Exercise
Each entry has to be copied exactly, with nothing missed.

Entries shown
——————
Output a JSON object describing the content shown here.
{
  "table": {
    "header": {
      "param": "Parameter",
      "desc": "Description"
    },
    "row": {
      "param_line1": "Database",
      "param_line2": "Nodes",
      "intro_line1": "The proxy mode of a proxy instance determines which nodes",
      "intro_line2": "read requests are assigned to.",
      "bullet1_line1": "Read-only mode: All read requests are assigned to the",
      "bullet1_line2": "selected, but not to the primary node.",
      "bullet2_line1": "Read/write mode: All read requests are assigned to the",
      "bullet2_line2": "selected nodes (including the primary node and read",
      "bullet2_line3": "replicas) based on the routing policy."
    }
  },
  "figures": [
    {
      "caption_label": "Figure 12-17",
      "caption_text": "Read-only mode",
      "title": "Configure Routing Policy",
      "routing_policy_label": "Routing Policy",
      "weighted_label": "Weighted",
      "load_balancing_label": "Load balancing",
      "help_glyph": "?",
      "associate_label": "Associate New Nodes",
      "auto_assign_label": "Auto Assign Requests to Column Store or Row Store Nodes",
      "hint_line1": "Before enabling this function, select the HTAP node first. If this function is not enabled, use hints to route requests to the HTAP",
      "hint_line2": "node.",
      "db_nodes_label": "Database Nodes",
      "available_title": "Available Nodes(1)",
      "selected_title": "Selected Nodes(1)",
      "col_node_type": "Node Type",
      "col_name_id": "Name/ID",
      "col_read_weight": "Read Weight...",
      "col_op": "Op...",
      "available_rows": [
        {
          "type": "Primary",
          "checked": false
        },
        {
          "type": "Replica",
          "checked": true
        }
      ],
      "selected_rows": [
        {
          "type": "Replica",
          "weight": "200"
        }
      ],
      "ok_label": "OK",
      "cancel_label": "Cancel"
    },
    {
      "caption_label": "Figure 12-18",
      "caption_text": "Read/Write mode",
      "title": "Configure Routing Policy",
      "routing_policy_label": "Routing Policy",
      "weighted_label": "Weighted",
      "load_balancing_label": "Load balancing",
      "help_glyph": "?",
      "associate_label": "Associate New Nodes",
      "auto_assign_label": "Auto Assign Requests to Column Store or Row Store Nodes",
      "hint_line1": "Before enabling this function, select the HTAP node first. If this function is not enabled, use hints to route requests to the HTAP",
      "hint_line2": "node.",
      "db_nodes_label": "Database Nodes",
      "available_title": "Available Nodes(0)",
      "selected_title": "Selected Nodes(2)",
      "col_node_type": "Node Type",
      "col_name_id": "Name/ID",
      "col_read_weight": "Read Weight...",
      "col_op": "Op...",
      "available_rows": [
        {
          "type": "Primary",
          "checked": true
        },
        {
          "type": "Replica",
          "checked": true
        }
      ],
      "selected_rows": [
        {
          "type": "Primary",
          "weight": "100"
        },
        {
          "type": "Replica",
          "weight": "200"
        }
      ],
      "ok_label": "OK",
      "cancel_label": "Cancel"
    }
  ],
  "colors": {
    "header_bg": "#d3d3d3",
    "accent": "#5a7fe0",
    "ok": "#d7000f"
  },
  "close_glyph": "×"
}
——————
Problem solution
Output a JSON object describing the content shown here.
{
  "table": {
    "header": {
      "param": "Parameter",
      "desc": "Description"
    },
    "row": {
      "param_line1": "Database",
      "param_line2": "Nodes",
      "intro_line1": "The proxy mode of a proxy instance determines which nodes",
      "intro_line2": "read requests are assigned to.",
      "bullet1_line1": "Read-only mode: All read requests are assigned to the",
      "bullet1_line2": "selected, but not to the primary node.",
      "bullet2_line1": "Read/write mode: All read requests are assigned to the",
      "bullet2_line2": "selected nodes (including the primary node and read",
      "bullet2_line3": "replicas) based on the routing policy."
    }
  },
  "figures": [
    {
      "caption_label": "Figure 12-17",
      "caption_text": "Read-only mode",
      "title": "Configure Routing Policy",
      "routing_policy_label": "Routing Policy",
      "weighted_label": "Weighted",
      "load_balancing_label": "Load balancing",
      "help_glyph": "?",
      "associate_label": "Associate New Nodes",
      "auto_assign_label": "Auto Assign Requests to Column Store or Row Store Nodes",
      "hint_line1": "Before enabling this function, select the HTAP node first. If this function is not enabled, use hints to route requests to the HTAP",
      "hint_line2": "node.",
      "db_nodes_label": "Database Nodes",
      "available_title": "Available Nodes(1)",
      "selected_title": "Selected Nodes(1)",
      "col_node_type": "Node Type",
      "col_name_id": "Name/ID",
      "col_read_weight": "Read Weight...",
      "col_op": "Op...",
      "available_rows": [
        {
          "type": "Primary",
          "checked": false
        },
        {
          "type": "Replica",
          "checked": true
        }
      ],
      "selected_rows": [
        {
          "type": "Replica",
          "weight": "200"
        }
      ],
      "ok_label": "OK",
      "cancel_label": "Cancel"
    },
    {
      "caption_label": "Figure 12-18",
      "caption_text": "Read/Write mode",
      "title": "Configure Routing Policy",
      "routing_policy_label": "Routing Policy",
      "weighted_label": "Weighted",
      "load_balancing_label": "Load balancing",
      "help_glyph": "?",
      "associate_label": "Associate New Nodes",
      "auto_assign_label": "Auto Assign Requests to Column Store or Row Store Nodes",
      "hint_line1": "Before enabling this function, select the HTAP node first. If this function is not enabled, use hints to route requests to the HTAP",
      "hint_line2": "node.",
      "db_nodes_label": "Database Nodes",
      "available_title": "Available Nodes(0)",
      "selected_title": "Selected Nodes(2)",
      "col_node_type": "Node Type",
      "col_name_id": "Name/ID",
      "col_read_weight": "Read Weight...",
      "col_op": "Op...",
      "available_rows": [
        {
          "type": "Primary",
          "checked": true
        },
        {
          "type": "Replica",
          "checked": true
        }
      ],
      "selected_rows": [
        {
          "type": "Primary",
          "weight": "100"
        },
        {
          "type": "Replica",
          "weight": "200"
        }
      ],
      "ok_label": "OK",
      "cancel_label": "Cancel"
    }
  ],
  "colors": {
    "header_bg": "#d3d3d3",
    "accent": "#5a7fe0",
    "ok": "#d7000f"
  },
  "close_glyph": "×"
}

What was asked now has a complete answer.